----- DATA PROVIDED -----

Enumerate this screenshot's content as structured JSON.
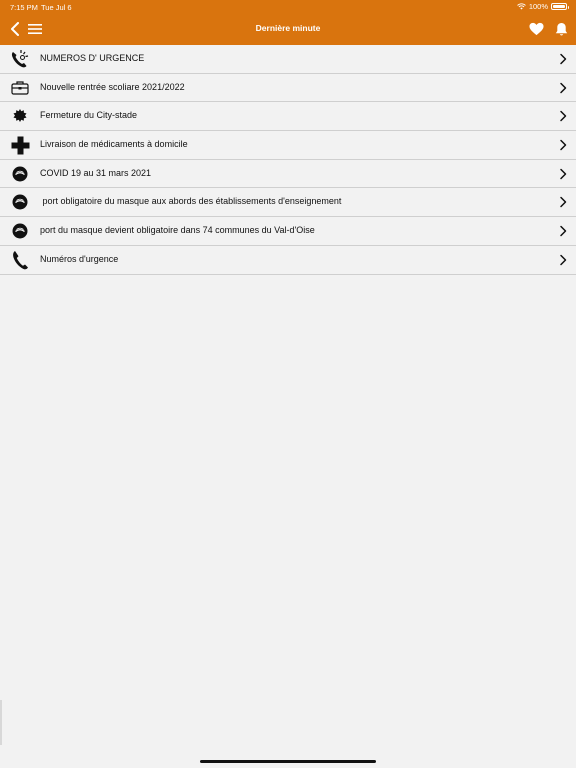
{
  "status_bar": {
    "time": "7:15 PM",
    "date": "Tue Jul 6",
    "battery": "100%"
  },
  "nav": {
    "title": "Dernière minute"
  },
  "items": [
    {
      "label": "NUMEROS D' URGENCE",
      "icon": "phone-alert-icon"
    },
    {
      "label": "Nouvelle rentrée scoliare 2021/2022",
      "icon": "school-bag-icon"
    },
    {
      "label": "Fermeture du City-stade",
      "icon": "badge-icon"
    },
    {
      "label": "Livraison de médicaments à domicile",
      "icon": "medical-cross-icon"
    },
    {
      "label": "COVID 19 au 31 mars 2021",
      "icon": "face-mask-icon"
    },
    {
      "label": " port obligatoire du masque aux abords des établissements d'enseignement",
      "icon": "face-mask-icon"
    },
    {
      "label": "port du masque devient obligatoire dans 74 communes du Val-d'Oise",
      "icon": "face-mask-icon"
    },
    {
      "label": "Numéros d'urgence",
      "icon": "phone-icon"
    }
  ],
  "colors": {
    "accent": "#d9740e",
    "background": "#f2f2f2",
    "divider": "#cfcfcf"
  }
}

-----

== WHAT TO WORK ON ==
Quote the material word for word, dropping any images it holds.

== EXERCISE OUTPUT ==
Enumerate this screenshot's content as structured JSON.
{
  "status_bar": {
    "time": "7:15 PM",
    "date": "Tue Jul 6",
    "battery": "100%"
  },
  "nav": {
    "title": "Dernière minute"
  },
  "items": [
    {
      "label": "NUMEROS D' URGENCE",
      "icon": "phone-alert-icon"
    },
    {
      "label": "Nouvelle rentrée scoliare 2021/2022",
      "icon": "school-bag-icon"
    },
    {
      "label": "Fermeture du City-stade",
      "icon": "badge-icon"
    },
    {
      "label": "Livraison de médicaments à domicile",
      "icon": "medical-cross-icon"
    },
    {
      "label": "COVID 19 au 31 mars 2021",
      "icon": "face-mask-icon"
    },
    {
      "label": " port obligatoire du masque aux abords des établissements d'enseignement",
      "icon": "face-mask-icon"
    },
    {
      "label": "port du masque devient obligatoire dans 74 communes du Val-d'Oise",
      "icon": "face-mask-icon"
    },
    {
      "label": "Numéros d'urgence",
      "icon": "phone-icon"
    }
  ],
  "colors": {
    "accent": "#d9740e",
    "background": "#f2f2f2",
    "divider": "#cfcfcf"
  }
}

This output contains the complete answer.